**What the task asks**
Each record below is to be copied word for word, with pictures removed.

Extracted data entries
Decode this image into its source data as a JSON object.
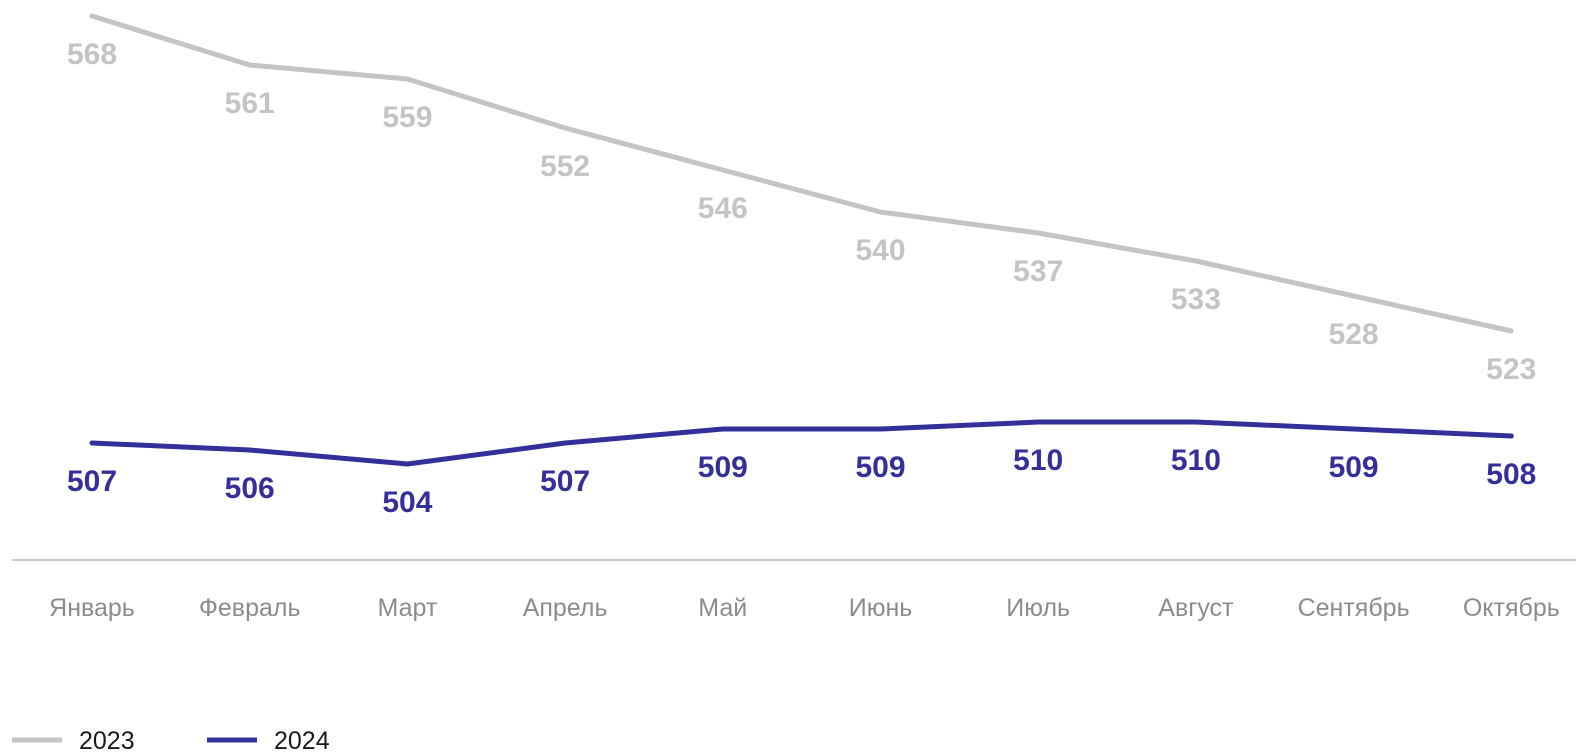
{
  "chart_data": {
    "type": "line",
    "title": "",
    "xlabel": "",
    "ylabel": "",
    "categories": [
      "Январь",
      "Февраль",
      "Март",
      "Апрель",
      "Май",
      "Июнь",
      "Июль",
      "Август",
      "Сентябрь",
      "Октябрь"
    ],
    "series": [
      {
        "name": "2023",
        "color": "#c4c4c4",
        "values": [
          568,
          561,
          559,
          552,
          546,
          540,
          537,
          533,
          528,
          523
        ],
        "label_position": "below"
      },
      {
        "name": "2024",
        "color": "#33309a",
        "values": [
          507,
          506,
          504,
          507,
          509,
          509,
          510,
          510,
          509,
          508
        ],
        "label_position": "below"
      }
    ],
    "grid": false,
    "legend": "bottom-left"
  }
}
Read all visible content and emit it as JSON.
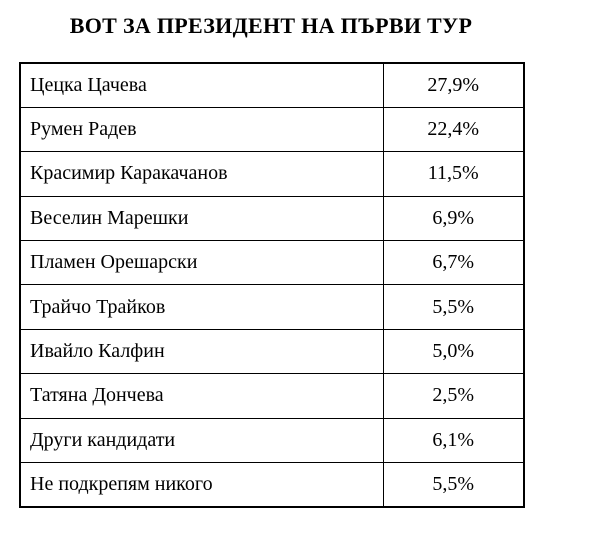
{
  "page": {
    "background": "#ffffff",
    "text_color": "#000000",
    "border_color": "#000000"
  },
  "title": "ВОТ ЗА ПРЕЗИДЕНТ НА ПЪРВИ ТУР",
  "table": {
    "rows": [
      {
        "label": "Цецка Цачева",
        "value": "27,9%"
      },
      {
        "label": "Румен Радев",
        "value": "22,4%"
      },
      {
        "label": "Красимир Каракачанов",
        "value": "11,5%"
      },
      {
        "label": "Веселин Марешки",
        "value": "6,9%"
      },
      {
        "label": "Пламен Орешарски",
        "value": "6,7%"
      },
      {
        "label": "Трайчо Трайков",
        "value": "5,5%"
      },
      {
        "label": "Ивайло Калфин",
        "value": "5,0%"
      },
      {
        "label": "Татяна Дончева",
        "value": "2,5%"
      },
      {
        "label": "Други кандидати",
        "value": "6,1%"
      },
      {
        "label": "Не подкрепям никого",
        "value": "5,5%"
      }
    ]
  },
  "chart_data": {
    "type": "table",
    "title": "ВОТ ЗА ПРЕЗИДЕНТ НА ПЪРВИ ТУР",
    "categories": [
      "Цецка Цачева",
      "Румен Радев",
      "Красимир Каракачанов",
      "Веселин Марешки",
      "Пламен Орешарски",
      "Трайчо Трайков",
      "Ивайло Калфин",
      "Татяна Дончева",
      "Други кандидати",
      "Не подкрепям никого"
    ],
    "values": [
      27.9,
      22.4,
      11.5,
      6.9,
      6.7,
      5.5,
      5.0,
      2.5,
      6.1,
      5.5
    ],
    "value_unit": "%",
    "value_format": "comma decimal separator",
    "columns": 2,
    "grid": true
  }
}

**Solved exercise**
Decode this image into its source data as a JSON object.
{
  "chart_data": {
    "type": "line",
    "title": "",
    "xlabel": "",
    "ylabel": "",
    "categories": [
      "Январь",
      "Февраль",
      "Март",
      "Апрель",
      "Май",
      "Июнь",
      "Июль",
      "Август",
      "Сентябрь",
      "Октябрь"
    ],
    "series": [
      {
        "name": "2023",
        "color": "#c4c4c4",
        "values": [
          568,
          561,
          559,
          552,
          546,
          540,
          537,
          533,
          528,
          523
        ],
        "label_position": "below"
      },
      {
        "name": "2024",
        "color": "#33309a",
        "values": [
          507,
          506,
          504,
          507,
          509,
          509,
          510,
          510,
          509,
          508
        ],
        "label_position": "below"
      }
    ],
    "grid": false,
    "legend": "bottom-left"
  }
}
Read all visible content and emit it as JSON.
{
  "page": {
    "background": "#ffffff",
    "text_color": "#000000",
    "border_color": "#000000"
  },
  "title": "ВОТ ЗА ПРЕЗИДЕНТ НА ПЪРВИ ТУР",
  "table": {
    "rows": [
      {
        "label": "Цецка Цачева",
        "value": "27,9%"
      },
      {
        "label": "Румен Радев",
        "value": "22,4%"
      },
      {
        "label": "Красимир Каракачанов",
        "value": "11,5%"
      },
      {
        "label": "Веселин Марешки",
        "value": "6,9%"
      },
      {
        "label": "Пламен Орешарски",
        "value": "6,7%"
      },
      {
        "label": "Трайчо Трайков",
        "value": "5,5%"
      },
      {
        "label": "Ивайло Калфин",
        "value": "5,0%"
      },
      {
        "label": "Татяна Дончева",
        "value": "2,5%"
      },
      {
        "label": "Други кандидати",
        "value": "6,1%"
      },
      {
        "label": "Не подкрепям никого",
        "value": "5,5%"
      }
    ]
  },
  "chart_data": {
    "type": "table",
    "title": "ВОТ ЗА ПРЕЗИДЕНТ НА ПЪРВИ ТУР",
    "categories": [
      "Цецка Цачева",
      "Румен Радев",
      "Красимир Каракачанов",
      "Веселин Марешки",
      "Пламен Орешарски",
      "Трайчо Трайков",
      "Ивайло Калфин",
      "Татяна Дончева",
      "Други кандидати",
      "Не подкрепям никого"
    ],
    "values": [
      27.9,
      22.4,
      11.5,
      6.9,
      6.7,
      5.5,
      5.0,
      2.5,
      6.1,
      5.5
    ],
    "value_unit": "%",
    "value_format": "comma decimal separator",
    "columns": 2,
    "grid": true
  }
}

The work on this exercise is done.